:: Data provided
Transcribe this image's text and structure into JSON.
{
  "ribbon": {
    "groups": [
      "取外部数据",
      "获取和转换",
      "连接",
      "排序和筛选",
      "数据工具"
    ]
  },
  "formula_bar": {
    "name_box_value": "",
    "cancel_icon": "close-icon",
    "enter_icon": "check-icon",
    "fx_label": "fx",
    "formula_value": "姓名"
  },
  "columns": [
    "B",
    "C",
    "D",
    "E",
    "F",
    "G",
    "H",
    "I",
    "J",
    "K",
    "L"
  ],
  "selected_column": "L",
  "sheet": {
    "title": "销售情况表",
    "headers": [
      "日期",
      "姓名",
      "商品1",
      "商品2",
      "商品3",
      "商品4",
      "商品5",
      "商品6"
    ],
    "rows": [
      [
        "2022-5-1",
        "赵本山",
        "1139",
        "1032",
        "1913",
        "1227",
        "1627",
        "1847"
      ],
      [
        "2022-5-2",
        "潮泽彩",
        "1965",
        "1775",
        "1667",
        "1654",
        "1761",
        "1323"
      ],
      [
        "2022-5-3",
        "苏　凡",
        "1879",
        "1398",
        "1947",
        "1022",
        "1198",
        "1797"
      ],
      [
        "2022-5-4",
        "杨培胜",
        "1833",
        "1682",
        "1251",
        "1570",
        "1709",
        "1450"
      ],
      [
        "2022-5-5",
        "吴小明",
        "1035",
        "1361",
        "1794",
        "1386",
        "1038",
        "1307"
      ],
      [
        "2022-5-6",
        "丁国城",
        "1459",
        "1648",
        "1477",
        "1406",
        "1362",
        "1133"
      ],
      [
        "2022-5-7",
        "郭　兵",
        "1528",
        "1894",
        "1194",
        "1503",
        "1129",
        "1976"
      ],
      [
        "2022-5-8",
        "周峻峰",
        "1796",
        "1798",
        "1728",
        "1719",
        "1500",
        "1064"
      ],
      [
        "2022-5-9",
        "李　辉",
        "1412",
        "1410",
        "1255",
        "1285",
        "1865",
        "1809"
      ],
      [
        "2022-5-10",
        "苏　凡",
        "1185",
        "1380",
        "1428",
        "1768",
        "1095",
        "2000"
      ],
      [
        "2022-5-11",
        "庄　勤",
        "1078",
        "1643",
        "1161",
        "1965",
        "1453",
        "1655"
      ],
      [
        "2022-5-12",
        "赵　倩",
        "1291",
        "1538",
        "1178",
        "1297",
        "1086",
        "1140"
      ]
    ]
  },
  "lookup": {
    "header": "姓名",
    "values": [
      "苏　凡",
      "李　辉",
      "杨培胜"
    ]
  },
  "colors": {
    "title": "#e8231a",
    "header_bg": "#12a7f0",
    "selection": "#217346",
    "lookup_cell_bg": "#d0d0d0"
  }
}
::::
Directions for this task: Each line of the listing should be copied exactly.

Complete answer:
Transcribe this image's text and structure into JSON.
{
  "ribbon": {
    "groups": [
      "取外部数据",
      "获取和转换",
      "连接",
      "排序和筛选",
      "数据工具"
    ]
  },
  "formula_bar": {
    "name_box_value": "",
    "cancel_icon": "close-icon",
    "enter_icon": "check-icon",
    "fx_label": "fx",
    "formula_value": "姓名"
  },
  "columns": [
    "B",
    "C",
    "D",
    "E",
    "F",
    "G",
    "H",
    "I",
    "J",
    "K",
    "L"
  ],
  "selected_column": "L",
  "sheet": {
    "title": "销售情况表",
    "headers": [
      "日期",
      "姓名",
      "商品1",
      "商品2",
      "商品3",
      "商品4",
      "商品5",
      "商品6"
    ],
    "rows": [
      [
        "2022-5-1",
        "赵本山",
        "1139",
        "1032",
        "1913",
        "1227",
        "1627",
        "1847"
      ],
      [
        "2022-5-2",
        "潮泽彩",
        "1965",
        "1775",
        "1667",
        "1654",
        "1761",
        "1323"
      ],
      [
        "2022-5-3",
        "苏　凡",
        "1879",
        "1398",
        "1947",
        "1022",
        "1198",
        "1797"
      ],
      [
        "2022-5-4",
        "杨培胜",
        "1833",
        "1682",
        "1251",
        "1570",
        "1709",
        "1450"
      ],
      [
        "2022-5-5",
        "吴小明",
        "1035",
        "1361",
        "1794",
        "1386",
        "1038",
        "1307"
      ],
      [
        "2022-5-6",
        "丁国城",
        "1459",
        "1648",
        "1477",
        "1406",
        "1362",
        "1133"
      ],
      [
        "2022-5-7",
        "郭　兵",
        "1528",
        "1894",
        "1194",
        "1503",
        "1129",
        "1976"
      ],
      [
        "2022-5-8",
        "周峻峰",
        "1796",
        "1798",
        "1728",
        "1719",
        "1500",
        "1064"
      ],
      [
        "2022-5-9",
        "李　辉",
        "1412",
        "1410",
        "1255",
        "1285",
        "1865",
        "1809"
      ],
      [
        "2022-5-10",
        "苏　凡",
        "1185",
        "1380",
        "1428",
        "1768",
        "1095",
        "2000"
      ],
      [
        "2022-5-11",
        "庄　勤",
        "1078",
        "1643",
        "1161",
        "1965",
        "1453",
        "1655"
      ],
      [
        "2022-5-12",
        "赵　倩",
        "1291",
        "1538",
        "1178",
        "1297",
        "1086",
        "1140"
      ]
    ]
  },
  "lookup": {
    "header": "姓名",
    "values": [
      "苏　凡",
      "李　辉",
      "杨培胜"
    ]
  },
  "colors": {
    "title": "#e8231a",
    "header_bg": "#12a7f0",
    "selection": "#217346",
    "lookup_cell_bg": "#d0d0d0"
  }
}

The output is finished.